## EXERCISE PROMPT
Find the lines of data that contain the string "type", then list them.

---

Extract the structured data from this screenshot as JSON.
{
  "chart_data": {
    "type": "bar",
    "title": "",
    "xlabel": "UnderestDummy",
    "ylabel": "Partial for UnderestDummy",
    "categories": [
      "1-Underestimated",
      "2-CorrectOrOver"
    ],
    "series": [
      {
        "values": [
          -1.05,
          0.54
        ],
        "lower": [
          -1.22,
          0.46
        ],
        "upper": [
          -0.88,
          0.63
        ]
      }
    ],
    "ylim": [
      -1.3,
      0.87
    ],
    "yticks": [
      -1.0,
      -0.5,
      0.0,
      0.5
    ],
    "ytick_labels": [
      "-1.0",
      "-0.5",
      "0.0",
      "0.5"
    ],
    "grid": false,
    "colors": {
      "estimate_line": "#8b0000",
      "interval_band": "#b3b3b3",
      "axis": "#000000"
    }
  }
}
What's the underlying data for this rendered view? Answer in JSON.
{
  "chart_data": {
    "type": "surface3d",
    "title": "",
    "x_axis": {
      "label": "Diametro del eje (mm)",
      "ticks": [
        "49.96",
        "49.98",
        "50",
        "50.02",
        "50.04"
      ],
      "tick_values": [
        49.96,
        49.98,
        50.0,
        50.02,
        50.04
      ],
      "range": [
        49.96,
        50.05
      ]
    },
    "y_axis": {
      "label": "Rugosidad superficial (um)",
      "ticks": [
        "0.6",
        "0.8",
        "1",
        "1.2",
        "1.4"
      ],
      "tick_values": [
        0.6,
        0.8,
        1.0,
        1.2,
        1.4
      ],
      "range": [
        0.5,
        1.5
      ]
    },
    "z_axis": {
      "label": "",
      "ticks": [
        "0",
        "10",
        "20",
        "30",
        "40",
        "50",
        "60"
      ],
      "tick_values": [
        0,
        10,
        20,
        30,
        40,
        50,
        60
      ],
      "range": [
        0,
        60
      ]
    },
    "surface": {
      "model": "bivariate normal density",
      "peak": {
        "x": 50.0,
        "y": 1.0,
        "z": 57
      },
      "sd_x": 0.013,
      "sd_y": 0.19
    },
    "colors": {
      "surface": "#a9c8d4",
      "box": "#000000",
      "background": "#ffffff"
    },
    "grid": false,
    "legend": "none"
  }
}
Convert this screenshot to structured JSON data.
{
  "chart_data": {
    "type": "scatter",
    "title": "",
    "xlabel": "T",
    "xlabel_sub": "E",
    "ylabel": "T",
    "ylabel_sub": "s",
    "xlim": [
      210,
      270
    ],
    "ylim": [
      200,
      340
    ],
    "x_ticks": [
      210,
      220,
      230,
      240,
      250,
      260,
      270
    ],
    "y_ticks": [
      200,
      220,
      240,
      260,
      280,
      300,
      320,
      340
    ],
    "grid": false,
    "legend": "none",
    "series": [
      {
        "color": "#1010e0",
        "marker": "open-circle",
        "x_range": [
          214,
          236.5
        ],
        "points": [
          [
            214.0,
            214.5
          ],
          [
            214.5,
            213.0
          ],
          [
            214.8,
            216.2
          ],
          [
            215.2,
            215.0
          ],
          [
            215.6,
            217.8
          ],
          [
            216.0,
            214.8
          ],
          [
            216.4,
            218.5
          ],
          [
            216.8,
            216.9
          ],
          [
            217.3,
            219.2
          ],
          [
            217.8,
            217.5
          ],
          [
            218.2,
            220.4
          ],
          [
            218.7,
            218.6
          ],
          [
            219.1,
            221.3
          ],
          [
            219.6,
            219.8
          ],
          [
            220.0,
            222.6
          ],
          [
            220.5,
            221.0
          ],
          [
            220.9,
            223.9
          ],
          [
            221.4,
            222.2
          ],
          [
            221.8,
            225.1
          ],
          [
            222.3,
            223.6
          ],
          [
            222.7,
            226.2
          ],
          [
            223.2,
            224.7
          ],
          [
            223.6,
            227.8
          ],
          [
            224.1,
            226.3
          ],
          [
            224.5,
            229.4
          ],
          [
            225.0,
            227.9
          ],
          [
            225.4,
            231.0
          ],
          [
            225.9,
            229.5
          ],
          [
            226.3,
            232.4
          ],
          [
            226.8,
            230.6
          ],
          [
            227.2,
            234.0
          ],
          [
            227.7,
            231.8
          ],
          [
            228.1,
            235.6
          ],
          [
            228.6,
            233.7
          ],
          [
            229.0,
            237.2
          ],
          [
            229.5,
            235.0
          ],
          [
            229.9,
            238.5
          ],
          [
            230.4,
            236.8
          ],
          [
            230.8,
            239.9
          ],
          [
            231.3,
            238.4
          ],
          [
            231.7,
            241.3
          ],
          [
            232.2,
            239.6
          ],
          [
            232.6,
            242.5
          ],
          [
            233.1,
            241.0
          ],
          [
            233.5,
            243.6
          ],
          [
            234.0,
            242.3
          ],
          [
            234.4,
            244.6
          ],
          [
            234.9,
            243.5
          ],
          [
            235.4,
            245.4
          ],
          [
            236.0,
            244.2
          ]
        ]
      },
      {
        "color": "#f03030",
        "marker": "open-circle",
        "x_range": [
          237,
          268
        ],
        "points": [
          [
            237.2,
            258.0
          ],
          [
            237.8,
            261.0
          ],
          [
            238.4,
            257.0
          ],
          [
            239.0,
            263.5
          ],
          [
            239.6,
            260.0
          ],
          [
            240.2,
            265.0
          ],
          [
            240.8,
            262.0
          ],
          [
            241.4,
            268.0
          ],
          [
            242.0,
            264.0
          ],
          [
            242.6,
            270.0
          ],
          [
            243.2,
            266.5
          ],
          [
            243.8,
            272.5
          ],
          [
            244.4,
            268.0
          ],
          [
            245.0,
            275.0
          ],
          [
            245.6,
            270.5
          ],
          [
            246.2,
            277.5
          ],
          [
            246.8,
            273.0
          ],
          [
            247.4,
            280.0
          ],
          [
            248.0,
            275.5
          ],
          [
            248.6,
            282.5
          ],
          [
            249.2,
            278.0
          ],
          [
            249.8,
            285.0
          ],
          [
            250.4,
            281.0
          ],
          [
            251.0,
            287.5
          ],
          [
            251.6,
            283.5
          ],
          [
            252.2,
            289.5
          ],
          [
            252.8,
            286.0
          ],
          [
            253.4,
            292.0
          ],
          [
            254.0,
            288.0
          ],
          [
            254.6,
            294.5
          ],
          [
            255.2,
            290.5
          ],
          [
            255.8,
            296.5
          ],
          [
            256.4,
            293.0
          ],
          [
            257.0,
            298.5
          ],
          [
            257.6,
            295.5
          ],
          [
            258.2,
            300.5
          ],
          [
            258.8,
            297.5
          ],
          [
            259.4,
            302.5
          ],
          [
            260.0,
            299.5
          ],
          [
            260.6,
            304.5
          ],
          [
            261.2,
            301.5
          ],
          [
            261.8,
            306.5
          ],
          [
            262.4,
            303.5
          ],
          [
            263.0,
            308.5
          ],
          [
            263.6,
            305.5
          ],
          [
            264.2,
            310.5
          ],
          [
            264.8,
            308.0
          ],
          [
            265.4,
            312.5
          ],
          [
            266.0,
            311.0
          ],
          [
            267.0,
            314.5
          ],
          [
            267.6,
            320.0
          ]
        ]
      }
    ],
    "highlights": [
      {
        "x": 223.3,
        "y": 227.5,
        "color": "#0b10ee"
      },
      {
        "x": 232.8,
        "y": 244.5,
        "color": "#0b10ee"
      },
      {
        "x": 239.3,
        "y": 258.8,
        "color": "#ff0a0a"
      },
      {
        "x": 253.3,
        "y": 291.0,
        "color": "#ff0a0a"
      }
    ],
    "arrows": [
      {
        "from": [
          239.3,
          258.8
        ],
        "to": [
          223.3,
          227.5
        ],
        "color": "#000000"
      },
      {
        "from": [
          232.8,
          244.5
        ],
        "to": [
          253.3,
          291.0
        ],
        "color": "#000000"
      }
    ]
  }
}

---

## CORRECT RESULT
    "type": "bar",
    "type": "surface3d",
    "type": "scatter",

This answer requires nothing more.